↓

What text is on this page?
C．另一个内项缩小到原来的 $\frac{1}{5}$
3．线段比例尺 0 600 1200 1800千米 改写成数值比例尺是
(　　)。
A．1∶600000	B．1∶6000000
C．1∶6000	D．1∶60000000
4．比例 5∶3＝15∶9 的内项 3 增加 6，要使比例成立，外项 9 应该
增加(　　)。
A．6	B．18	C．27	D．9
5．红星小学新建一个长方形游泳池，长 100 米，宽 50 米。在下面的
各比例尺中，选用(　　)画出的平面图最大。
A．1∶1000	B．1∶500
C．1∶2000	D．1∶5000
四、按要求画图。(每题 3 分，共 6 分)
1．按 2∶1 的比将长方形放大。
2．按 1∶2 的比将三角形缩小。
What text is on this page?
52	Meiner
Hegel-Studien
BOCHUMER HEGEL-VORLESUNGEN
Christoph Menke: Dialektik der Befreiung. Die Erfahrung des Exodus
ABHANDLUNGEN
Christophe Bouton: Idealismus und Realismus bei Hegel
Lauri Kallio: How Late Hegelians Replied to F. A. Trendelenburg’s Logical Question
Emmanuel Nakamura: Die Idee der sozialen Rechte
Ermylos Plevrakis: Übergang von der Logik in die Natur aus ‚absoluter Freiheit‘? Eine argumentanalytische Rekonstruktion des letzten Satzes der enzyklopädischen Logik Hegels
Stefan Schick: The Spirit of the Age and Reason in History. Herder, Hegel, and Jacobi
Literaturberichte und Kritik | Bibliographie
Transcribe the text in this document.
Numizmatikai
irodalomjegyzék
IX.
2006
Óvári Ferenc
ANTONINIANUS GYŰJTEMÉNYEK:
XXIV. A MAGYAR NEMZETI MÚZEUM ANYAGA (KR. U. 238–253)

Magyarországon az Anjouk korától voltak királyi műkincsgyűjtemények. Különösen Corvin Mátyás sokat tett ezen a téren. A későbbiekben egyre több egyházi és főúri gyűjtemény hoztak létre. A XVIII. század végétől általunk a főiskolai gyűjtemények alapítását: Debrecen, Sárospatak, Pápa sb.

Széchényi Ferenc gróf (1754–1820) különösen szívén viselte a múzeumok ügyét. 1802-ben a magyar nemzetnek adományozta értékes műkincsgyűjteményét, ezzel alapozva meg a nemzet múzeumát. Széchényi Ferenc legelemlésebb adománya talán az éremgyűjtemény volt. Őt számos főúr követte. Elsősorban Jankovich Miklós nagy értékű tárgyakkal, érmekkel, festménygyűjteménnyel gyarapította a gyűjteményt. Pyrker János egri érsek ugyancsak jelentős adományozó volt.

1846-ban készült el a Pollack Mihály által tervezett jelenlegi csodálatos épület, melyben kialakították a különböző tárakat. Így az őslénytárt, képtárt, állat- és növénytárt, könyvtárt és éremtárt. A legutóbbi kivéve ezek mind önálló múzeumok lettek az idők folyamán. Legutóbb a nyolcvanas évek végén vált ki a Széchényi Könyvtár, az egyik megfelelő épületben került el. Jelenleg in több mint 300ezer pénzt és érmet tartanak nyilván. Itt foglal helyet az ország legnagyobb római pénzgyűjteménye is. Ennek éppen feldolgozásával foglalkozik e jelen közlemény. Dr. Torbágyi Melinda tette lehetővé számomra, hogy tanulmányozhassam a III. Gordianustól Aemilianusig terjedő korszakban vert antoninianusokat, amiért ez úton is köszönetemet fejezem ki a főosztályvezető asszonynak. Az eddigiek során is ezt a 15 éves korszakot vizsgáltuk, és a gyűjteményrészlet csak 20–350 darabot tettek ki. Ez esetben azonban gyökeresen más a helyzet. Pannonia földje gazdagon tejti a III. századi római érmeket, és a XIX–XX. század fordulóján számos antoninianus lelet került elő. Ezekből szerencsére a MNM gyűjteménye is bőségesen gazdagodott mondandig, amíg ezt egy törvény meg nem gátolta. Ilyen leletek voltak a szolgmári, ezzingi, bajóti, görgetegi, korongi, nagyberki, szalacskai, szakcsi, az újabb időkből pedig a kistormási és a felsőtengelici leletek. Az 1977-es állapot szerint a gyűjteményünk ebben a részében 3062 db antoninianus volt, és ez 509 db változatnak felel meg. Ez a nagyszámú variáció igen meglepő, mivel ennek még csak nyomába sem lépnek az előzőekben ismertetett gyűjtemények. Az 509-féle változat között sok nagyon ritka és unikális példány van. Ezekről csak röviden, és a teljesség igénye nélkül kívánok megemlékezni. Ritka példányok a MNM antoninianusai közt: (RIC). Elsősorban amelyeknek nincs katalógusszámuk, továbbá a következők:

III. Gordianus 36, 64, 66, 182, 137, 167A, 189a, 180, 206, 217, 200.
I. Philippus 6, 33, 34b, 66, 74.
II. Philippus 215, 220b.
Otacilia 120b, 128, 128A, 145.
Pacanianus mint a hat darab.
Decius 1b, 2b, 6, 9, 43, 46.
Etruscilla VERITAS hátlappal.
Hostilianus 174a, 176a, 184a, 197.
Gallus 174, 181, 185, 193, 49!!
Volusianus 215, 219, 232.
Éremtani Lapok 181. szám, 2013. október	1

↑

Extract each line of the listing above, copying it word for word.

What text is on this page?
C．另一个内项缩小到原来的 $\frac{1}{5}$
3．线段比例尺 0 600 1200 1800千米 改写成数值比例尺是
(　　)。
A．1∶600000	B．1∶6000000
C．1∶6000	D．1∶60000000
4．比例 5∶3＝15∶9 的内项 3 增加 6，要使比例成立，外项 9 应该
增加(　　)。
A．6	B．18	C．27	D．9
5．红星小学新建一个长方形游泳池，长 100 米，宽 50 米。在下面的
各比例尺中，选用(　　)画出的平面图最大。
A．1∶1000	B．1∶500
C．1∶2000	D．1∶5000
四、按要求画图。(每题 3 分，共 6 分)
1．按 2∶1 的比将长方形放大。
2．按 1∶2 的比将三角形缩小。
What text is on this page?
52	Meiner
Hegel-Studien
BOCHUMER HEGEL-VORLESUNGEN
Christoph Menke: Dialektik der Befreiung. Die Erfahrung des Exodus
ABHANDLUNGEN
Christophe Bouton: Idealismus und Realismus bei Hegel
Lauri Kallio: How Late Hegelians Replied to F. A. Trendelenburg’s Logical Question
Emmanuel Nakamura: Die Idee der sozialen Rechte
Ermylos Plevrakis: Übergang von der Logik in die Natur aus ‚absoluter Freiheit‘? Eine argumentanalytische Rekonstruktion des letzten Satzes der enzyklopädischen Logik Hegels
Stefan Schick: The Spirit of the Age and Reason in History. Herder, Hegel, and Jacobi
Literaturberichte und Kritik | Bibliographie
Transcribe the text in this document.
Numizmatikai
irodalomjegyzék
IX.
2006
Óvári Ferenc
ANTONINIANUS GYŰJTEMÉNYEK:
XXIV. A MAGYAR NEMZETI MÚZEUM ANYAGA (KR. U. 238–253)

Magyarországon az Anjouk korától voltak királyi műkincsgyűjtemények. Különösen Corvin Mátyás sokat tett ezen a téren. A későbbiekben egyre több egyházi és főúri gyűjtemény hoztak létre. A XVIII. század végétől általunk a főiskolai gyűjtemények alapítását: Debrecen, Sárospatak, Pápa sb.

Széchényi Ferenc gróf (1754–1820) különösen szívén viselte a múzeumok ügyét. 1802-ben a magyar nemzetnek adományozta értékes műkincsgyűjteményét, ezzel alapozva meg a nemzet múzeumát. Széchényi Ferenc legelemlésebb adománya talán az éremgyűjtemény volt. Őt számos főúr követte. Elsősorban Jankovich Miklós nagy értékű tárgyakkal, érmekkel, festménygyűjteménnyel gyarapította a gyűjteményt. Pyrker János egri érsek ugyancsak jelentős adományozó volt.

1846-ban készült el a Pollack Mihály által tervezett jelenlegi csodálatos épület, melyben kialakították a különböző tárakat. Így az őslénytárt, képtárt, állat- és növénytárt, könyvtárt és éremtárt. A legutóbbi kivéve ezek mind önálló múzeumok lettek az idők folyamán. Legutóbb a nyolcvanas évek végén vált ki a Széchényi Könyvtár, az egyik megfelelő épületben került el. Jelenleg in több mint 300ezer pénzt és érmet tartanak nyilván. Itt foglal helyet az ország legnagyobb római pénzgyűjteménye is. Ennek éppen feldolgozásával foglalkozik e jelen közlemény. Dr. Torbágyi Melinda tette lehetővé számomra, hogy tanulmányozhassam a III. Gordianustól Aemilianusig terjedő korszakban vert antoninianusokat, amiért ez úton is köszönetemet fejezem ki a főosztályvezető asszonynak. Az eddigiek során is ezt a 15 éves korszakot vizsgáltuk, és a gyűjteményrészlet csak 20–350 darabot tettek ki. Ez esetben azonban gyökeresen más a helyzet. Pannonia földje gazdagon tejti a III. századi római érmeket, és a XIX–XX. század fordulóján számos antoninianus lelet került elő. Ezekből szerencsére a MNM gyűjteménye is bőségesen gazdagodott mondandig, amíg ezt egy törvény meg nem gátolta. Ilyen leletek voltak a szolgmári, ezzingi, bajóti, görgetegi, korongi, nagyberki, szalacskai, szakcsi, az újabb időkből pedig a kistormási és a felsőtengelici leletek. Az 1977-es állapot szerint a gyűjteményünk ebben a részében 3062 db antoninianus volt, és ez 509 db változatnak felel meg. Ez a nagyszámú variáció igen meglepő, mivel ennek még csak nyomába sem lépnek az előzőekben ismertetett gyűjtemények. Az 509-féle változat között sok nagyon ritka és unikális példány van. Ezekről csak röviden, és a teljesség igénye nélkül kívánok megemlékezni. Ritka példányok a MNM antoninianusai közt: (RIC). Elsősorban amelyeknek nincs katalógusszámuk, továbbá a következők:

III. Gordianus 36, 64, 66, 182, 137, 167A, 189a, 180, 206, 217, 200.
I. Philippus 6, 33, 34b, 66, 74.
II. Philippus 215, 220b.
Otacilia 120b, 128, 128A, 145.
Pacanianus mint a hat darab.
Decius 1b, 2b, 6, 9, 43, 46.
Etruscilla VERITAS hátlappal.
Hostilianus 174a, 176a, 184a, 197.
Gallus 174, 181, 185, 193, 49!!
Volusianus 215, 219, 232.
Éremtani Lapok 181. szám, 2013. október	1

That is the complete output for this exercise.